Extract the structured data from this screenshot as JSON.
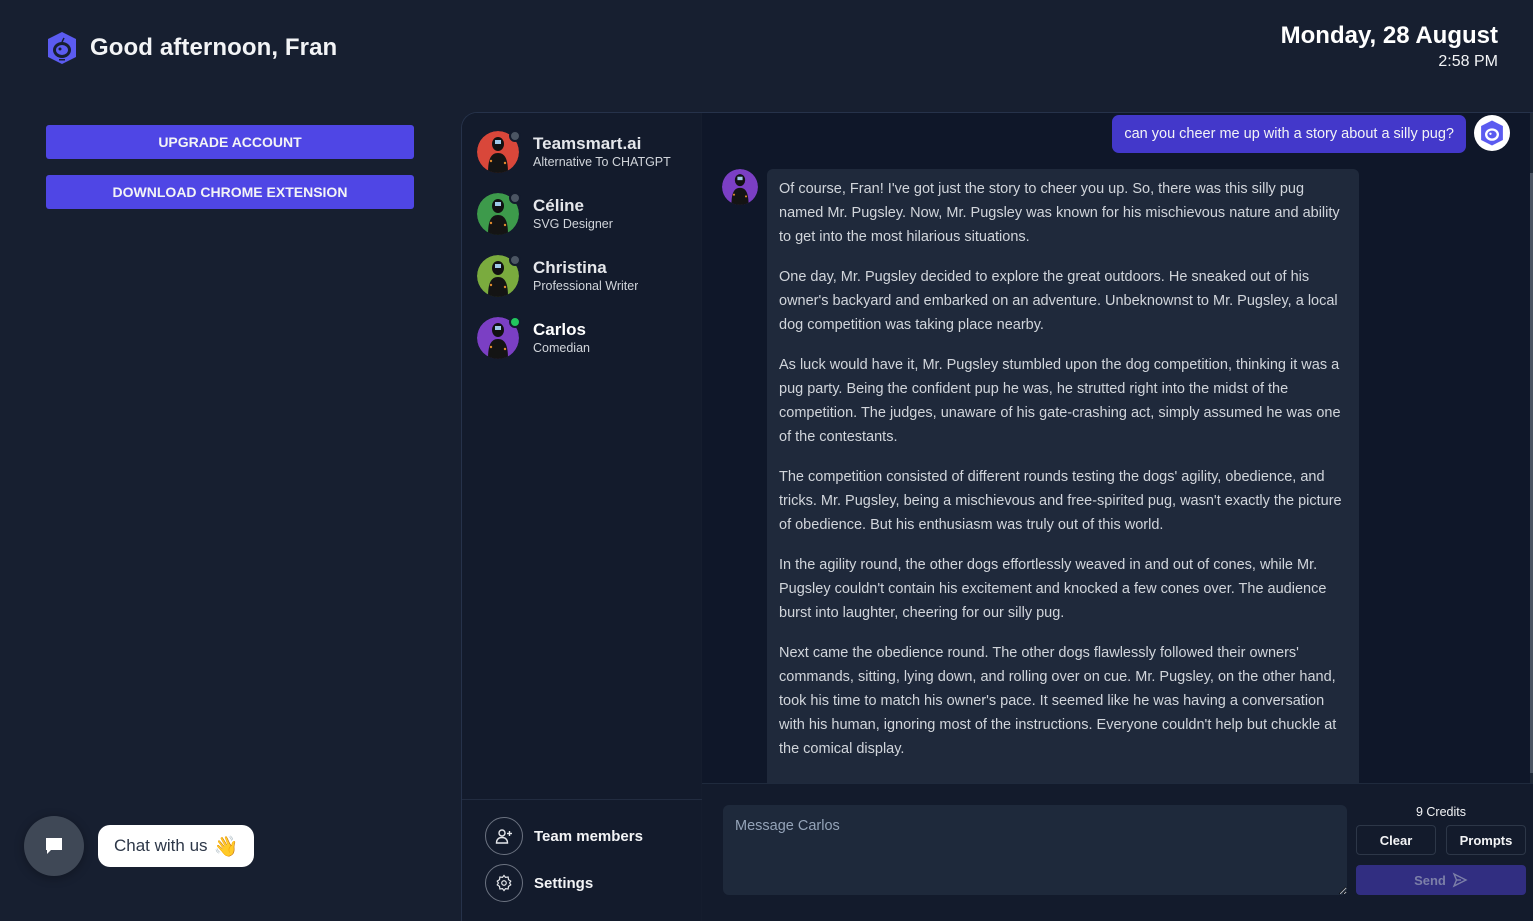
{
  "header": {
    "greeting": "Good afternoon, Fran",
    "date": "Monday, 28 August",
    "time": "2:58 PM"
  },
  "sidebar": {
    "upgrade_label": "UPGRADE ACCOUNT",
    "chrome_label": "DOWNLOAD CHROME EXTENSION"
  },
  "chat_widget": {
    "label": "Chat with us",
    "emoji": "👋"
  },
  "contacts": [
    {
      "name": "Teamsmart.ai",
      "role": "Alternative To CHATGPT",
      "avatar_color": "#d9473a",
      "status": "offline"
    },
    {
      "name": "Céline",
      "role": "SVG Designer",
      "avatar_color": "#3d9a4b",
      "status": "offline"
    },
    {
      "name": "Christina",
      "role": "Professional Writer",
      "avatar_color": "#7aab3e",
      "status": "offline"
    },
    {
      "name": "Carlos",
      "role": "Comedian",
      "avatar_color": "#7b3fc4",
      "status": "online"
    }
  ],
  "footer": {
    "team_members": "Team members",
    "settings": "Settings"
  },
  "conversation": {
    "user_message": "can you cheer me up with a story about a silly pug?",
    "bot_paragraphs": [
      "Of course, Fran! I've got just the story to cheer you up. So, there was this silly pug named Mr. Pugsley. Now, Mr. Pugsley was known for his mischievous nature and ability to get into the most hilarious situations.",
      "One day, Mr. Pugsley decided to explore the great outdoors. He sneaked out of his owner's backyard and embarked on an adventure. Unbeknownst to Mr. Pugsley, a local dog competition was taking place nearby.",
      "As luck would have it, Mr. Pugsley stumbled upon the dog competition, thinking it was a pug party. Being the confident pup he was, he strutted right into the midst of the competition. The judges, unaware of his gate-crashing act, simply assumed he was one of the contestants.",
      "The competition consisted of different rounds testing the dogs' agility, obedience, and tricks. Mr. Pugsley, being a mischievous and free-spirited pug, wasn't exactly the picture of obedience. But his enthusiasm was truly out of this world.",
      "In the agility round, the other dogs effortlessly weaved in and out of cones, while Mr. Pugsley couldn't contain his excitement and knocked a few cones over. The audience burst into laughter, cheering for our silly pug.",
      "Next came the obedience round. The other dogs flawlessly followed their owners' commands, sitting, lying down, and rolling over on cue. Mr. Pugsley, on the other hand, took his time to match his owner's pace. It seemed like he was having a conversation with his human, ignoring most of the instructions. Everyone couldn't help but chuckle at the comical display."
    ]
  },
  "composer": {
    "placeholder": "Message Carlos",
    "value": "",
    "credits": "9 Credits",
    "clear_label": "Clear",
    "prompts_label": "Prompts",
    "send_label": "Send"
  },
  "colors": {
    "accent": "#4f46e5",
    "background": "#171f30",
    "online": "#22c55e"
  }
}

=== The exercise ===
Retype all of the entries exactly as written, leaving out any images.

=== Task solution ===
Extract the structured data from this screenshot as JSON.
{
  "header": {
    "greeting": "Good afternoon, Fran",
    "date": "Monday, 28 August",
    "time": "2:58 PM"
  },
  "sidebar": {
    "upgrade_label": "UPGRADE ACCOUNT",
    "chrome_label": "DOWNLOAD CHROME EXTENSION"
  },
  "chat_widget": {
    "label": "Chat with us",
    "emoji": "👋"
  },
  "contacts": [
    {
      "name": "Teamsmart.ai",
      "role": "Alternative To CHATGPT",
      "avatar_color": "#d9473a",
      "status": "offline"
    },
    {
      "name": "Céline",
      "role": "SVG Designer",
      "avatar_color": "#3d9a4b",
      "status": "offline"
    },
    {
      "name": "Christina",
      "role": "Professional Writer",
      "avatar_color": "#7aab3e",
      "status": "offline"
    },
    {
      "name": "Carlos",
      "role": "Comedian",
      "avatar_color": "#7b3fc4",
      "status": "online"
    }
  ],
  "footer": {
    "team_members": "Team members",
    "settings": "Settings"
  },
  "conversation": {
    "user_message": "can you cheer me up with a story about a silly pug?",
    "bot_paragraphs": [
      "Of course, Fran! I've got just the story to cheer you up. So, there was this silly pug named Mr. Pugsley. Now, Mr. Pugsley was known for his mischievous nature and ability to get into the most hilarious situations.",
      "One day, Mr. Pugsley decided to explore the great outdoors. He sneaked out of his owner's backyard and embarked on an adventure. Unbeknownst to Mr. Pugsley, a local dog competition was taking place nearby.",
      "As luck would have it, Mr. Pugsley stumbled upon the dog competition, thinking it was a pug party. Being the confident pup he was, he strutted right into the midst of the competition. The judges, unaware of his gate-crashing act, simply assumed he was one of the contestants.",
      "The competition consisted of different rounds testing the dogs' agility, obedience, and tricks. Mr. Pugsley, being a mischievous and free-spirited pug, wasn't exactly the picture of obedience. But his enthusiasm was truly out of this world.",
      "In the agility round, the other dogs effortlessly weaved in and out of cones, while Mr. Pugsley couldn't contain his excitement and knocked a few cones over. The audience burst into laughter, cheering for our silly pug.",
      "Next came the obedience round. The other dogs flawlessly followed their owners' commands, sitting, lying down, and rolling over on cue. Mr. Pugsley, on the other hand, took his time to match his owner's pace. It seemed like he was having a conversation with his human, ignoring most of the instructions. Everyone couldn't help but chuckle at the comical display."
    ]
  },
  "composer": {
    "placeholder": "Message Carlos",
    "value": "",
    "credits": "9 Credits",
    "clear_label": "Clear",
    "prompts_label": "Prompts",
    "send_label": "Send"
  },
  "colors": {
    "accent": "#4f46e5",
    "background": "#171f30",
    "online": "#22c55e"
  }
}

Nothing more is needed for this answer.